Exercise directions ▸
Make an exact copy of the records, with the images left out.

•••

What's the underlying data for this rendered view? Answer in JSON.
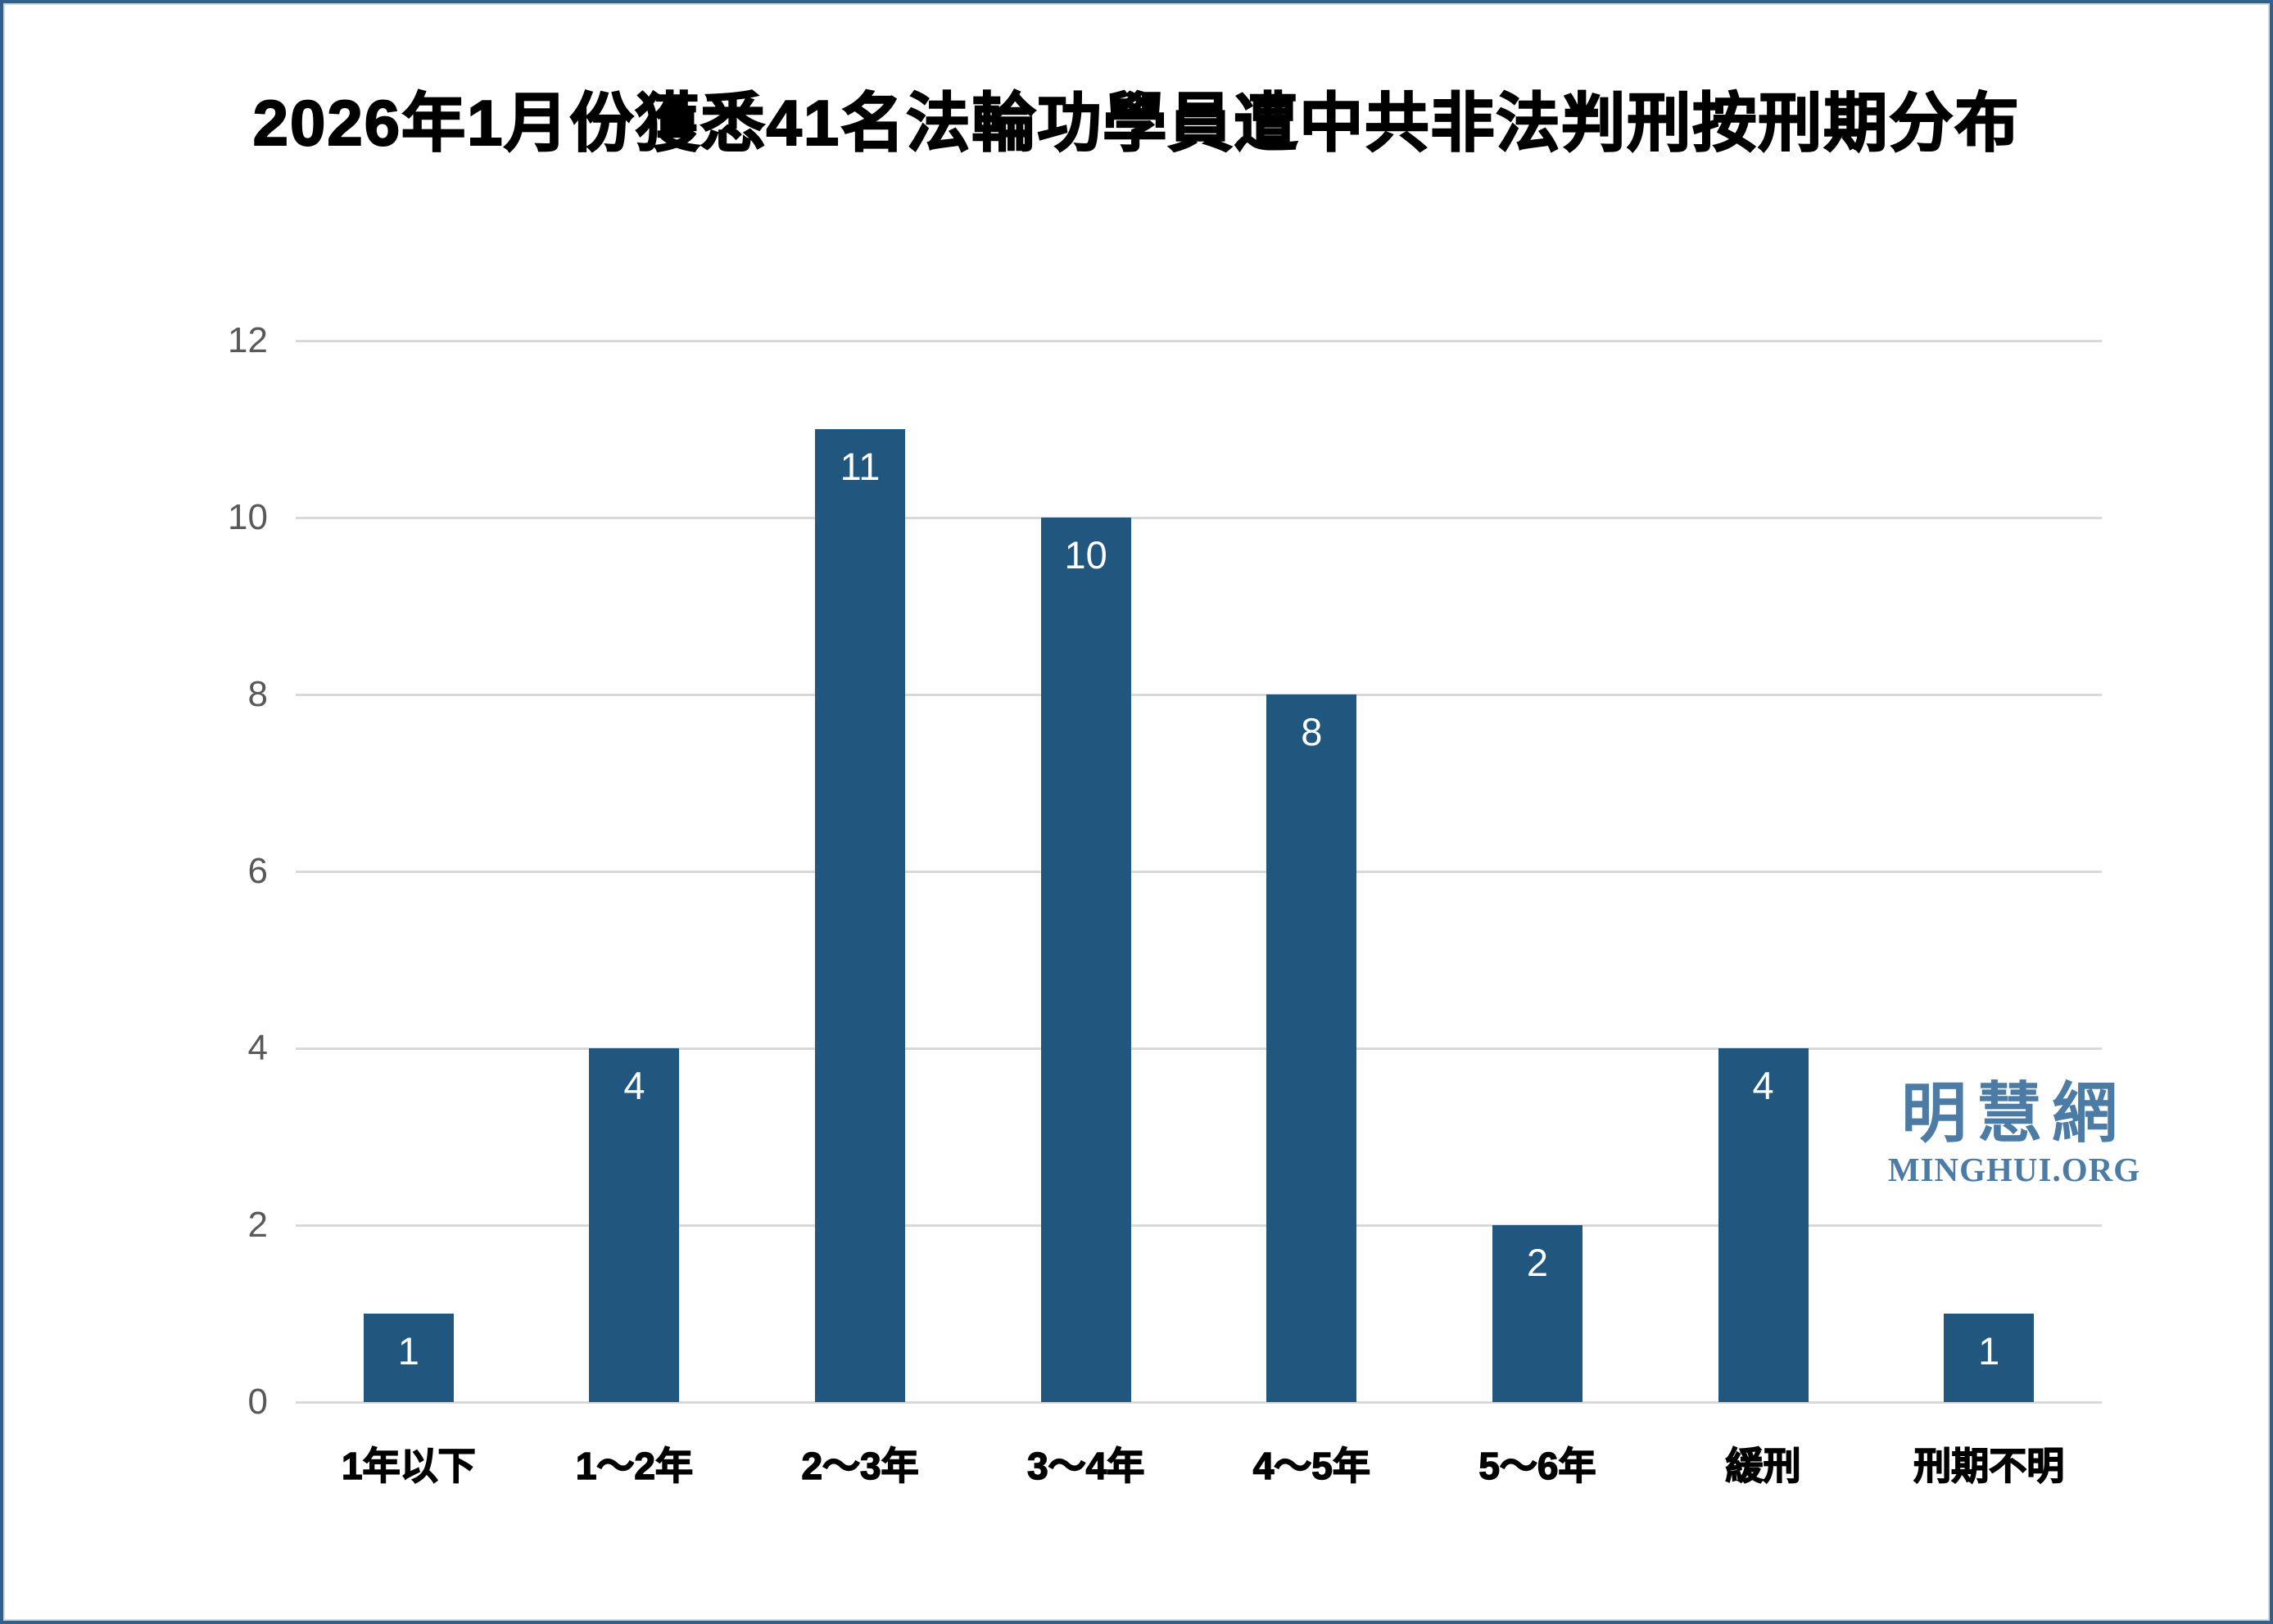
{
  "frame": {
    "border_color": "#2F608E",
    "background": "#FFFFFF"
  },
  "watermark": {
    "cjk": "明慧網",
    "latin": "MINGHUI.ORG",
    "color": "#4C7CA6"
  },
  "chart_data": {
    "type": "bar",
    "title": "2026年1月份獲悉41名法輪功學員遭中共非法判刑按刑期分布",
    "categories": [
      "1年以下",
      "1～2年",
      "2～3年",
      "3～4年",
      "4～5年",
      "5～6年",
      "緩刑",
      "刑期不明"
    ],
    "values": [
      1,
      4,
      11,
      10,
      8,
      2,
      4,
      1
    ],
    "xlabel": "",
    "ylabel": "",
    "ylim": [
      0,
      12
    ],
    "y_ticks": [
      0,
      2,
      4,
      6,
      8,
      10,
      12
    ],
    "grid": true,
    "legend": false,
    "colors": {
      "bar": "#21567E",
      "gridline": "#D9D9D9",
      "tick_label": "#595959",
      "value_label": "#FFFFFF"
    }
  }
}
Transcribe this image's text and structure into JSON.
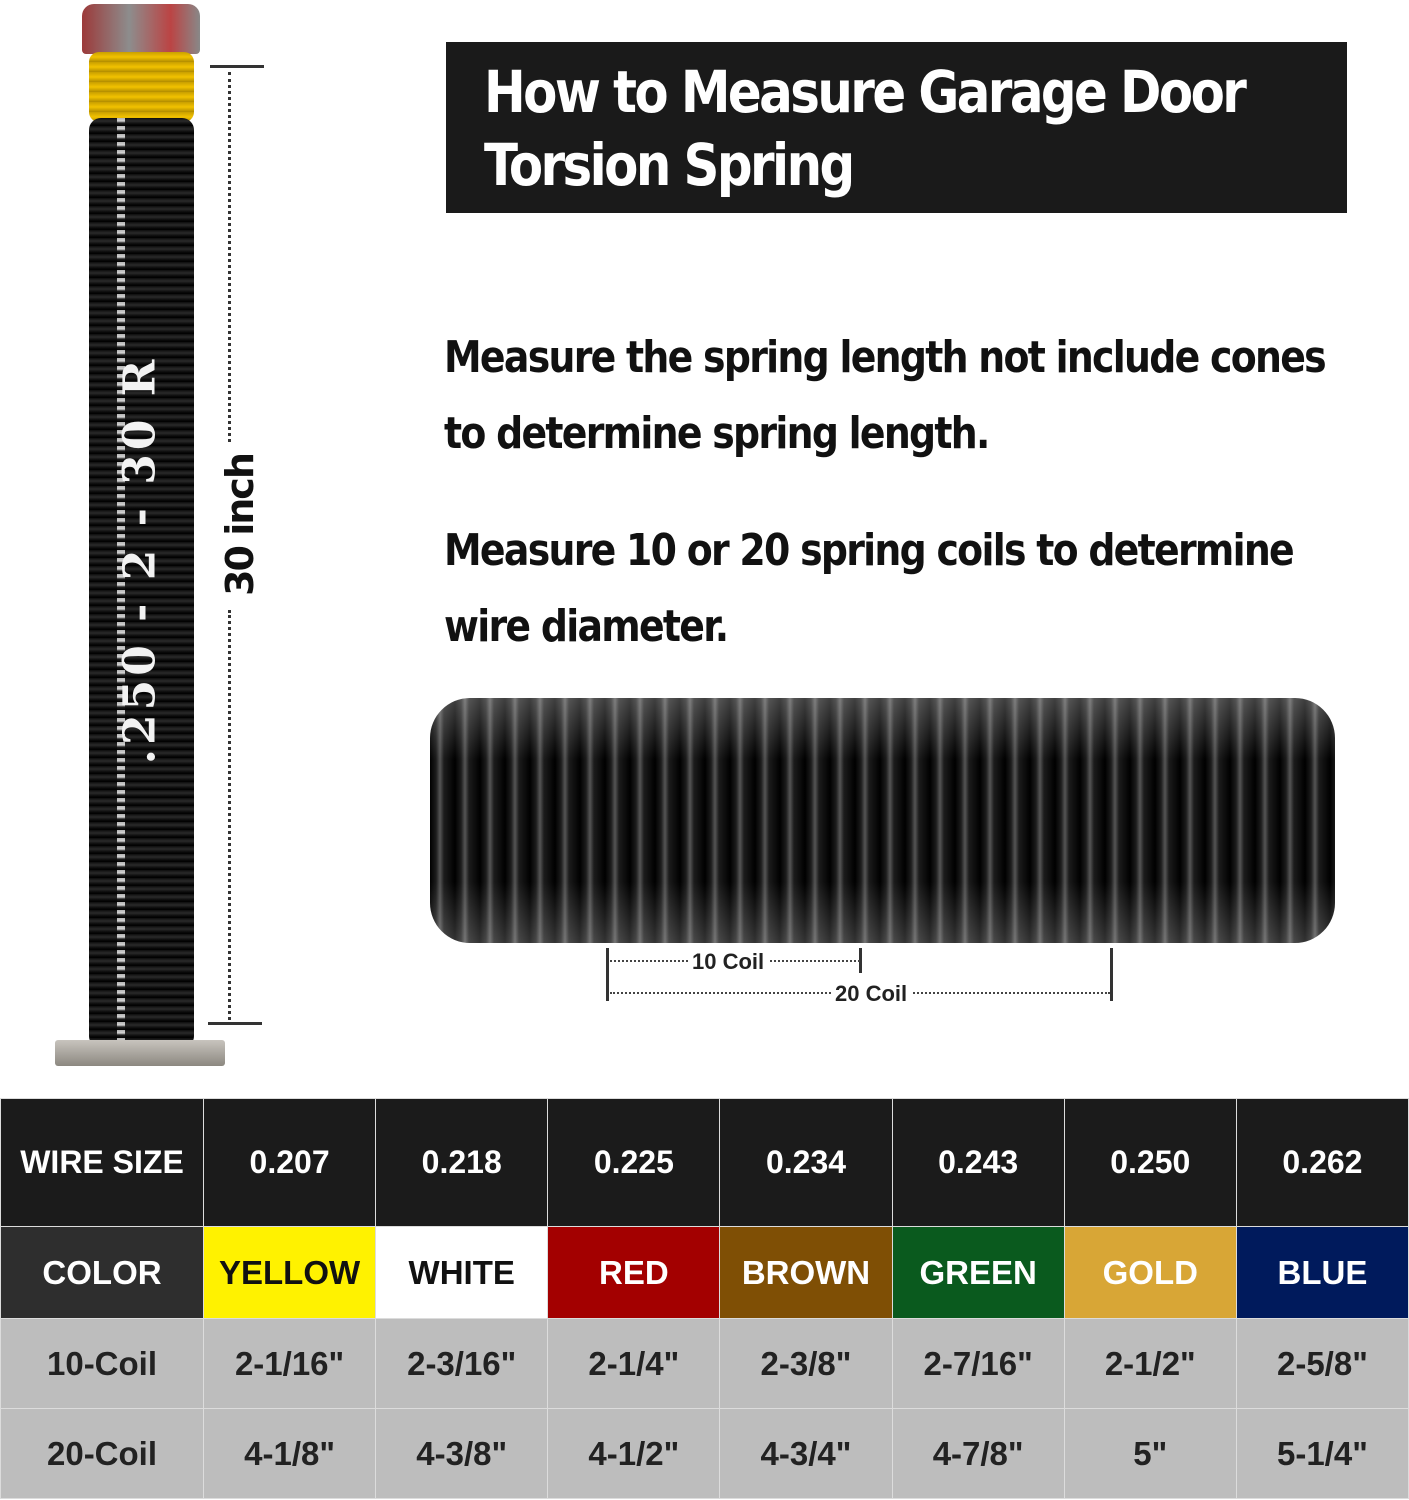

•••

Solution to this task ▸
What's the underlying data for this rendered view? Answer in JSON.
{
  "frame": {
    "border_color": "#2F608E",
    "background": "#FFFFFF"
  },
  "watermark": {
    "cjk": "明慧網",
    "latin": "MINGHUI.ORG",
    "color": "#4C7CA6"
  },
  "chart_data": {
    "type": "bar",
    "title": "2026年1月份獲悉41名法輪功學員遭中共非法判刑按刑期分布",
    "categories": [
      "1年以下",
      "1～2年",
      "2～3年",
      "3～4年",
      "4～5年",
      "5～6年",
      "緩刑",
      "刑期不明"
    ],
    "values": [
      1,
      4,
      11,
      10,
      8,
      2,
      4,
      1
    ],
    "xlabel": "",
    "ylabel": "",
    "ylim": [
      0,
      12
    ],
    "y_ticks": [
      0,
      2,
      4,
      6,
      8,
      10,
      12
    ],
    "grid": true,
    "legend": false,
    "colors": {
      "bar": "#21567E",
      "gridline": "#D9D9D9",
      "tick_label": "#595959",
      "value_label": "#FFFFFF"
    }
  }
}
Transcribe this image's text and structure into JSON.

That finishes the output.